• **Exercise brief**:
Copy all the entries below exactly, but not the pictures.

• **Provided data**:
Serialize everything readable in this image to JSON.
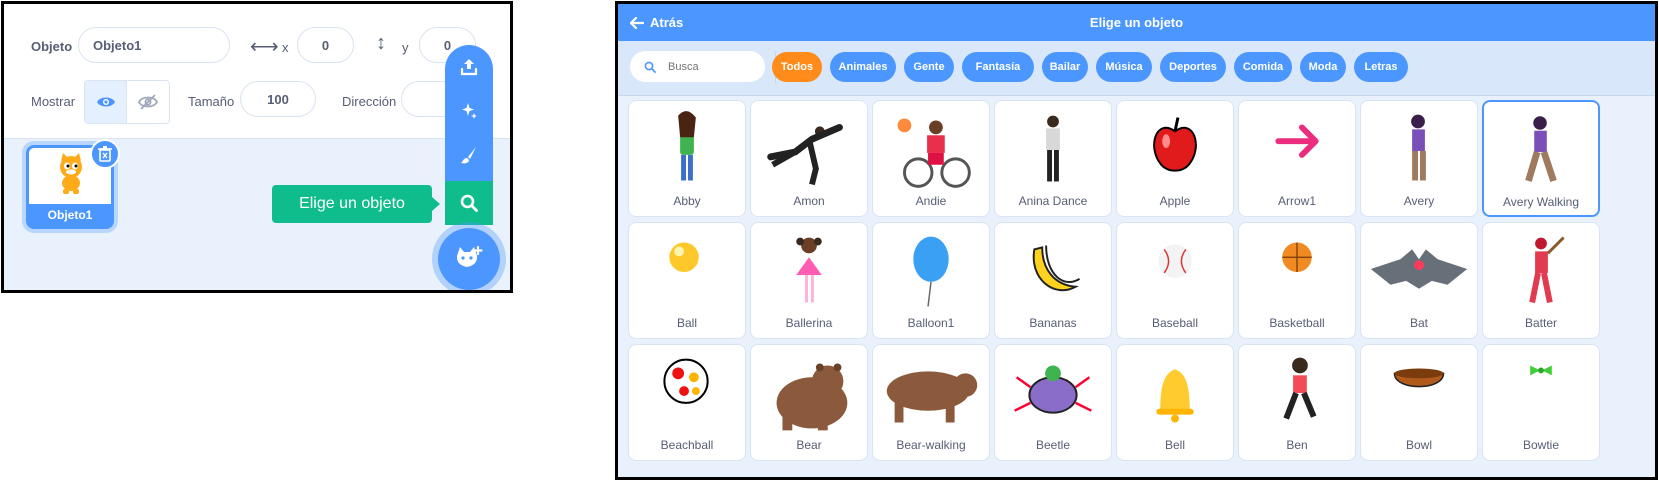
{
  "sprite_info": {
    "sprite_label": "Objeto",
    "sprite_name": "Objeto1",
    "x_label": "x",
    "x_value": "0",
    "y_label": "y",
    "y_value": "0",
    "show_label": "Mostrar",
    "size_label": "Tamaño",
    "size_value": "100",
    "direction_label": "Dirección"
  },
  "sprite_tile": {
    "name": "Objeto1"
  },
  "tooltip": "Elige un objeto",
  "sprite_menu": {
    "items": [
      "upload-icon",
      "surprise-icon",
      "paint-icon",
      "search-icon"
    ],
    "main": "cat-add-icon",
    "accent": "#4c97ff",
    "selected_color": "#0fbd8c"
  },
  "library": {
    "back": "Atrás",
    "title": "Elige un objeto",
    "search_placeholder": "Busca",
    "tags": [
      "Todos",
      "Animales",
      "Gente",
      "Fantasía",
      "Bailar",
      "Música",
      "Deportes",
      "Comida",
      "Moda",
      "Letras"
    ],
    "active_tag": "Todos",
    "active_color": "#ff8c1a",
    "sprites": [
      "Abby",
      "Amon",
      "Andie",
      "Anina Dance",
      "Apple",
      "Arrow1",
      "Avery",
      "Avery Walking",
      "Ball",
      "Ballerina",
      "Balloon1",
      "Bananas",
      "Baseball",
      "Basketball",
      "Bat",
      "Batter",
      "Beachball",
      "Bear",
      "Bear-walking",
      "Beetle",
      "Bell",
      "Ben",
      "Bowl",
      "Bowtie"
    ]
  }
}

• **Result of this task**:
Serialize everything readable in this image to JSON.
{
  "sprite_info": {
    "sprite_label": "Objeto",
    "sprite_name": "Objeto1",
    "x_label": "x",
    "x_value": "0",
    "y_label": "y",
    "y_value": "0",
    "show_label": "Mostrar",
    "size_label": "Tamaño",
    "size_value": "100",
    "direction_label": "Dirección"
  },
  "sprite_tile": {
    "name": "Objeto1"
  },
  "tooltip": "Elige un objeto",
  "sprite_menu": {
    "items": [
      "upload-icon",
      "surprise-icon",
      "paint-icon",
      "search-icon"
    ],
    "main": "cat-add-icon",
    "accent": "#4c97ff",
    "selected_color": "#0fbd8c"
  },
  "library": {
    "back": "Atrás",
    "title": "Elige un objeto",
    "search_placeholder": "Busca",
    "tags": [
      "Todos",
      "Animales",
      "Gente",
      "Fantasía",
      "Bailar",
      "Música",
      "Deportes",
      "Comida",
      "Moda",
      "Letras"
    ],
    "active_tag": "Todos",
    "active_color": "#ff8c1a",
    "sprites": [
      "Abby",
      "Amon",
      "Andie",
      "Anina Dance",
      "Apple",
      "Arrow1",
      "Avery",
      "Avery Walking",
      "Ball",
      "Ballerina",
      "Balloon1",
      "Bananas",
      "Baseball",
      "Basketball",
      "Bat",
      "Batter",
      "Beachball",
      "Bear",
      "Bear-walking",
      "Beetle",
      "Bell",
      "Ben",
      "Bowl",
      "Bowtie"
    ]
  }
}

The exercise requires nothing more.